**WHAT THE EXERCISE ASKS**
Look below and pull out each line with the word "Windows".

**DATASET ENTRIES**
-----

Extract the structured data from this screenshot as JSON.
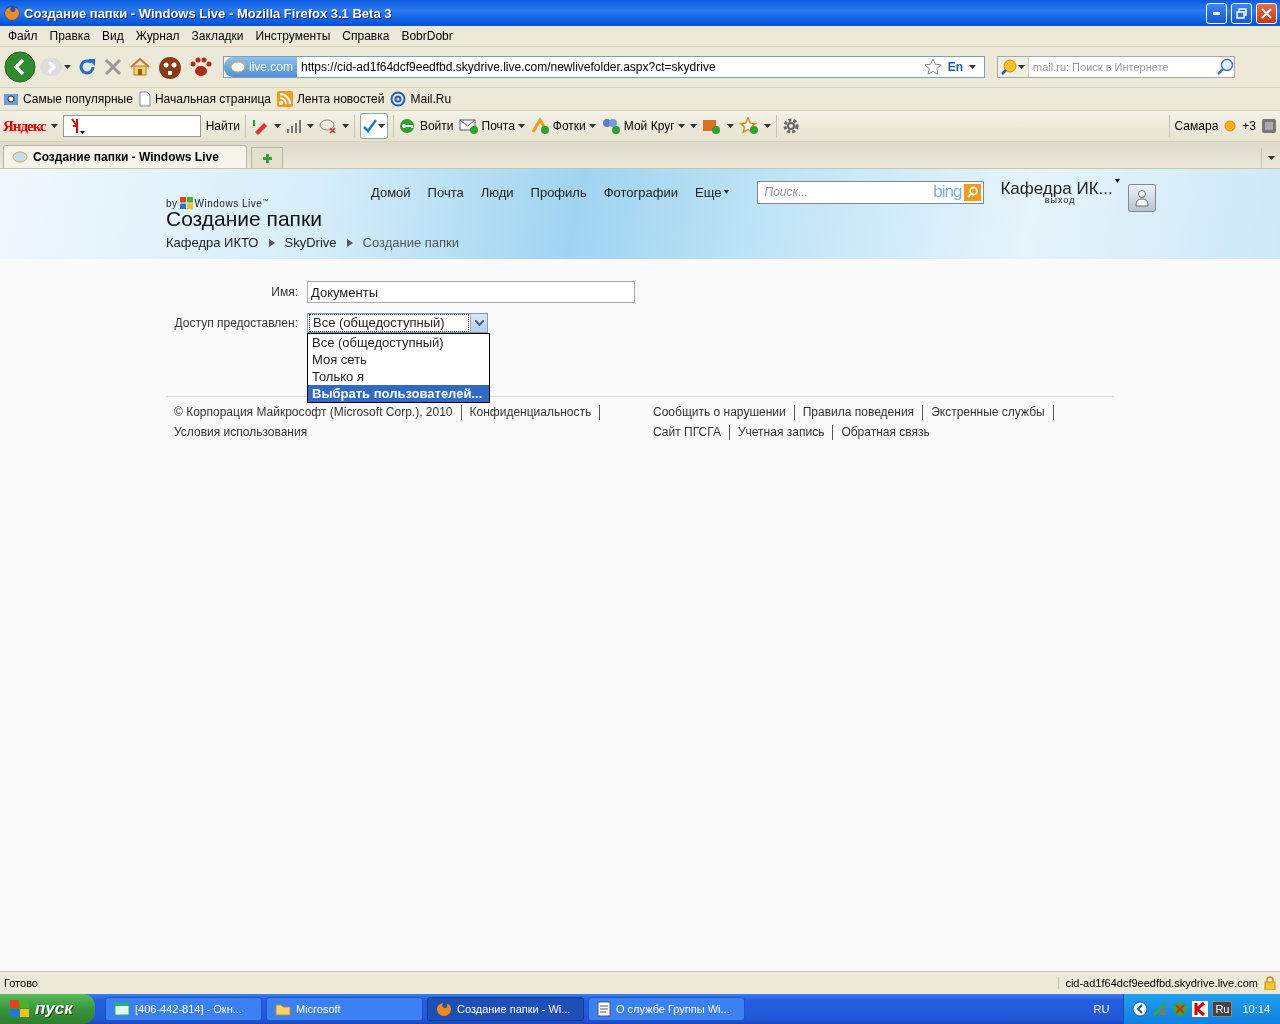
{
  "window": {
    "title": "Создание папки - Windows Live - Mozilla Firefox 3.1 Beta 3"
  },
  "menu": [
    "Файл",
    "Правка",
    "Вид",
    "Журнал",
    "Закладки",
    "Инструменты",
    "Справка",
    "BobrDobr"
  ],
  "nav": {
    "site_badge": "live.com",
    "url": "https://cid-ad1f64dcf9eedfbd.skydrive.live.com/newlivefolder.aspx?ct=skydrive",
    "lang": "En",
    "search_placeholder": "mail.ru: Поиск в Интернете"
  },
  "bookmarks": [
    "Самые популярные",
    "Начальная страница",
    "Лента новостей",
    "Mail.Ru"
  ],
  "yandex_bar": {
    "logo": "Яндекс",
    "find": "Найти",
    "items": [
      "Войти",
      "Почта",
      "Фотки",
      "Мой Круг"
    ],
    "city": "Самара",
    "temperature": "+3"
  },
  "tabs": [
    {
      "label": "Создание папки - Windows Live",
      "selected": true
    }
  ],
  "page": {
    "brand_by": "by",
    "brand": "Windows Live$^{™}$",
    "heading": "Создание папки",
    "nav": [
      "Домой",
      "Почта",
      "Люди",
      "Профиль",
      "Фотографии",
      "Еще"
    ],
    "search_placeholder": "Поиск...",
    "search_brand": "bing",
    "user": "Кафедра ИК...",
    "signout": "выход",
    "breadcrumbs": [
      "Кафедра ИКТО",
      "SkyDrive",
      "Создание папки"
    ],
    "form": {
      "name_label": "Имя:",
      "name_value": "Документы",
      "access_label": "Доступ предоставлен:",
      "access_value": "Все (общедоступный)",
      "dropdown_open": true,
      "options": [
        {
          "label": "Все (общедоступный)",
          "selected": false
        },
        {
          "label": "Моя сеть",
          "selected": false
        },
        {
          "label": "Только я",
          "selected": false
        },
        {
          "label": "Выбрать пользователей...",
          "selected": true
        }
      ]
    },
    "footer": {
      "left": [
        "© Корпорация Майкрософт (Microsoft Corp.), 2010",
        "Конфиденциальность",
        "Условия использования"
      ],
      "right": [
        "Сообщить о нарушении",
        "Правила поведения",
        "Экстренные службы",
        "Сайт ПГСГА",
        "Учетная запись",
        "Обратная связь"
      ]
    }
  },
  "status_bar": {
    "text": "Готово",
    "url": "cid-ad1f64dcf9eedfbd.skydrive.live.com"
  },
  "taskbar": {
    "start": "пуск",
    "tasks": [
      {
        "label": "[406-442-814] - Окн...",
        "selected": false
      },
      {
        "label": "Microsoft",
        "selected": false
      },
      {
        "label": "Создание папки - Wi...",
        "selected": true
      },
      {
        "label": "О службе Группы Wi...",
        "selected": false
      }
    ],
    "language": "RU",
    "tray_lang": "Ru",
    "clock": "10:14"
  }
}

-----

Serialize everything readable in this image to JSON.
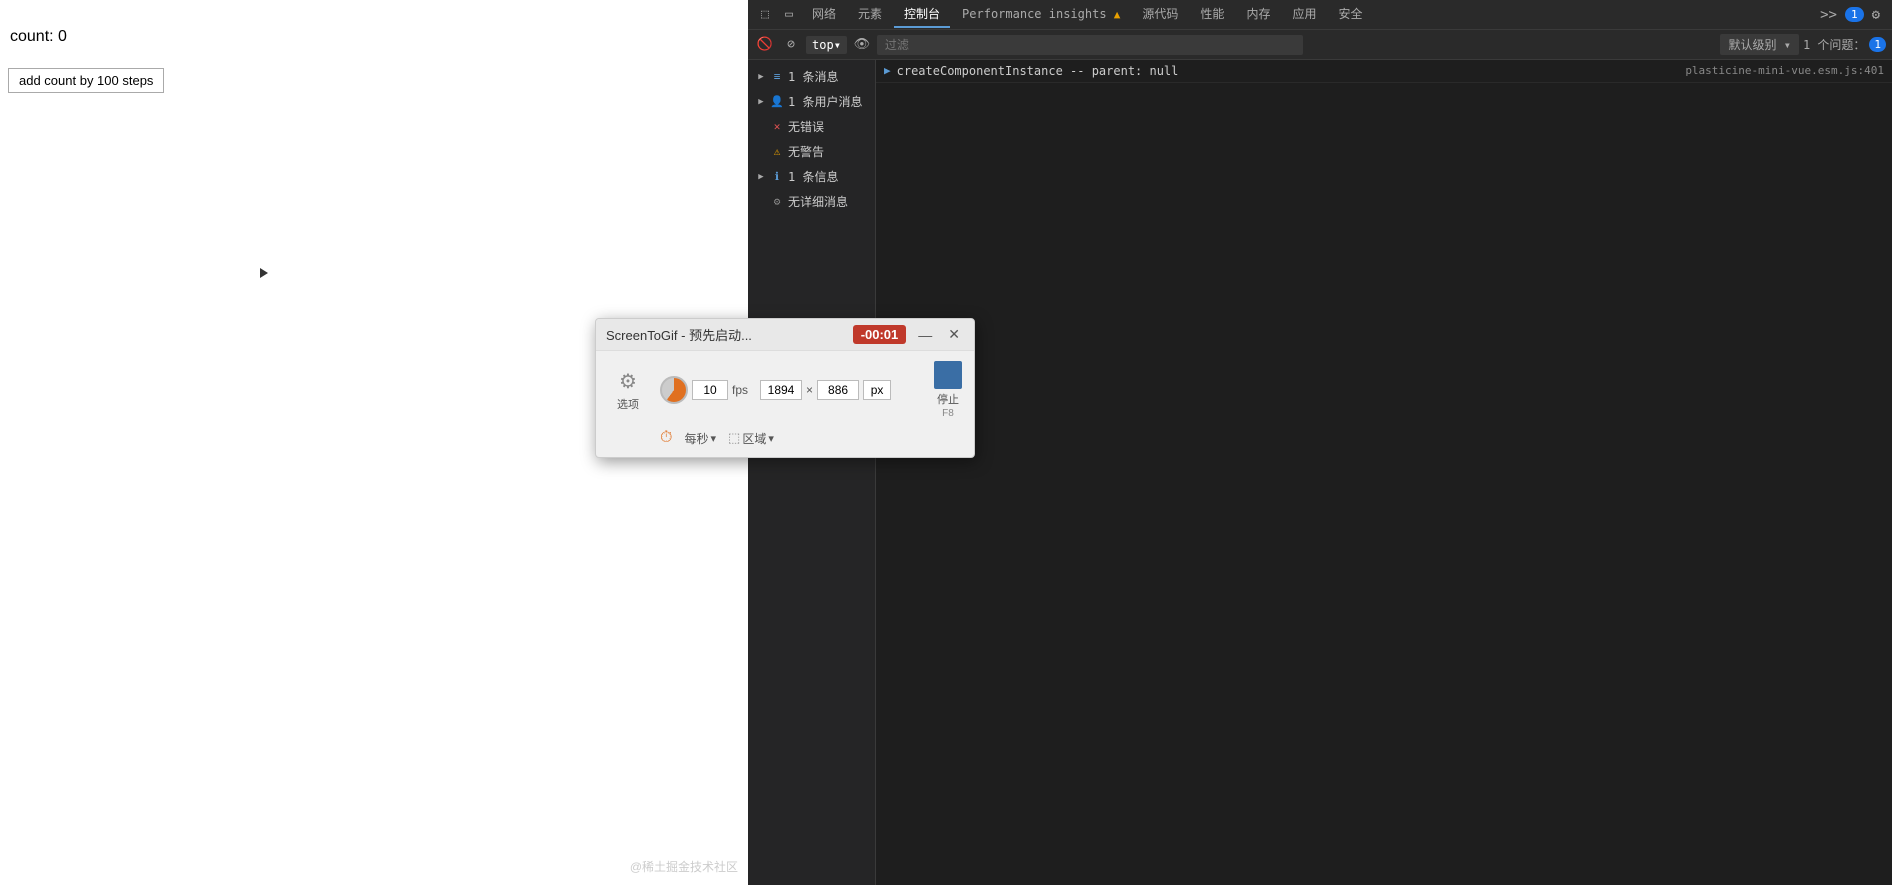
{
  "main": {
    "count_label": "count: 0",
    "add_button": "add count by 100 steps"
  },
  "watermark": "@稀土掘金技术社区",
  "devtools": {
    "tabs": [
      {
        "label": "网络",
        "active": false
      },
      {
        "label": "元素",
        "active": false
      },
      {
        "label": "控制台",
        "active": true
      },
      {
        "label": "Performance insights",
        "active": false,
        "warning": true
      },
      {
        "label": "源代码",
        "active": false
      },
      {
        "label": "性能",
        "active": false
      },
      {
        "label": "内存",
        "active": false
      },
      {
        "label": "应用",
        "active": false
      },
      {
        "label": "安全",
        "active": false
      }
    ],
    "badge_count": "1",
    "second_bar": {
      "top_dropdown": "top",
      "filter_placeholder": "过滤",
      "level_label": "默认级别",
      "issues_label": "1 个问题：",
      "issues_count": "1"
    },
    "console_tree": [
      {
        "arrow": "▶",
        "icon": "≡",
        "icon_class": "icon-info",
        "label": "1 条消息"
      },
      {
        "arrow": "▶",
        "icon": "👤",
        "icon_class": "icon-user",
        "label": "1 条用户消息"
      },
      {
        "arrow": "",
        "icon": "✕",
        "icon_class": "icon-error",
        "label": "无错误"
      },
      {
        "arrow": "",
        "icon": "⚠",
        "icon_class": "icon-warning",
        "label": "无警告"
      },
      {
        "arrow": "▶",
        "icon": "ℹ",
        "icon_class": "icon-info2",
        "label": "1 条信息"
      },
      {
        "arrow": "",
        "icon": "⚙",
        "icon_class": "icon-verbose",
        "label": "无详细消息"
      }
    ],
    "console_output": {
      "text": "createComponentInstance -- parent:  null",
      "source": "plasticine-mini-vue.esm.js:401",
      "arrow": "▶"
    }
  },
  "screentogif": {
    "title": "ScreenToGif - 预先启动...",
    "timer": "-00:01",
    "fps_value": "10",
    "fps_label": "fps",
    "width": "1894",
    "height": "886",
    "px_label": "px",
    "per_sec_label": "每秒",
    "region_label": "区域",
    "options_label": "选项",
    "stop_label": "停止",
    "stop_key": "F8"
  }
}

-----

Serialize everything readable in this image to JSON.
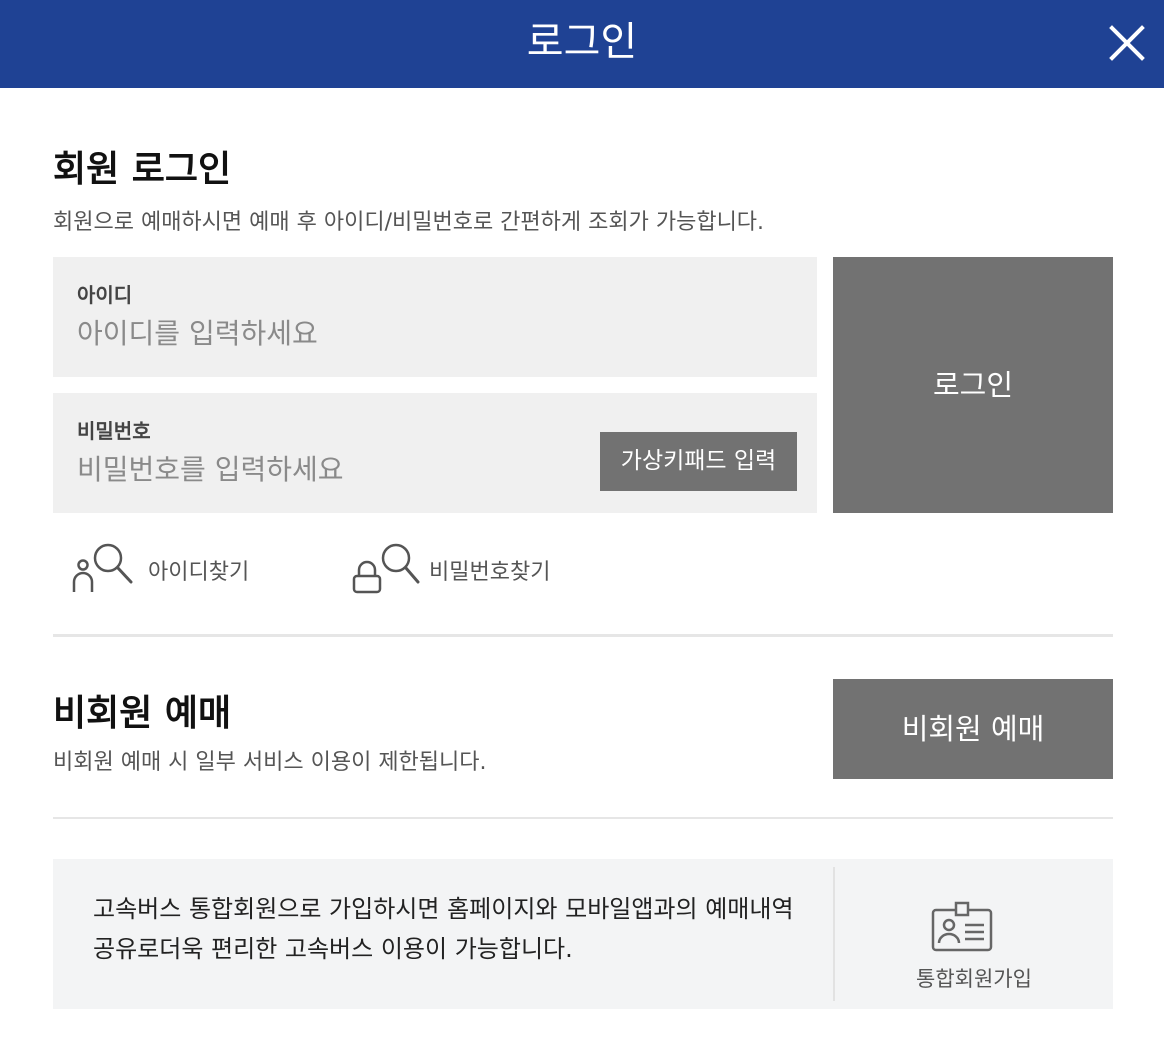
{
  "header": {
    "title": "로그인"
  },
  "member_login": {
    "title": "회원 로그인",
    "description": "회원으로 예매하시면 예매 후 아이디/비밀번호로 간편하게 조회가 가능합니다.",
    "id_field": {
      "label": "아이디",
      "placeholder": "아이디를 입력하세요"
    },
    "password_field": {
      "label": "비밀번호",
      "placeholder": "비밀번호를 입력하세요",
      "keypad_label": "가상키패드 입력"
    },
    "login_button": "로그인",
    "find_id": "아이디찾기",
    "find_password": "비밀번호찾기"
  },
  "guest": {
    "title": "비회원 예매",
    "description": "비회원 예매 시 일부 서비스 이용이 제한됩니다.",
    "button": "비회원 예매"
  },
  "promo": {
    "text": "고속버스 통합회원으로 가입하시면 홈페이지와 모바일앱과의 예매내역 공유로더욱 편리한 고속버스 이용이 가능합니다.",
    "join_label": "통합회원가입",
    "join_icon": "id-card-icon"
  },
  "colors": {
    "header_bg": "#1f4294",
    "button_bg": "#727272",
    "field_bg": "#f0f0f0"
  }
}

-----

**EXERCISE OUTPUT**
    "title": "Создание папки - Windows Live - Mozilla Firefox 3.1 Beta 3"
      "label": "Создание папки - Windows Live",
    "brand": "Windows Live$^{™}$",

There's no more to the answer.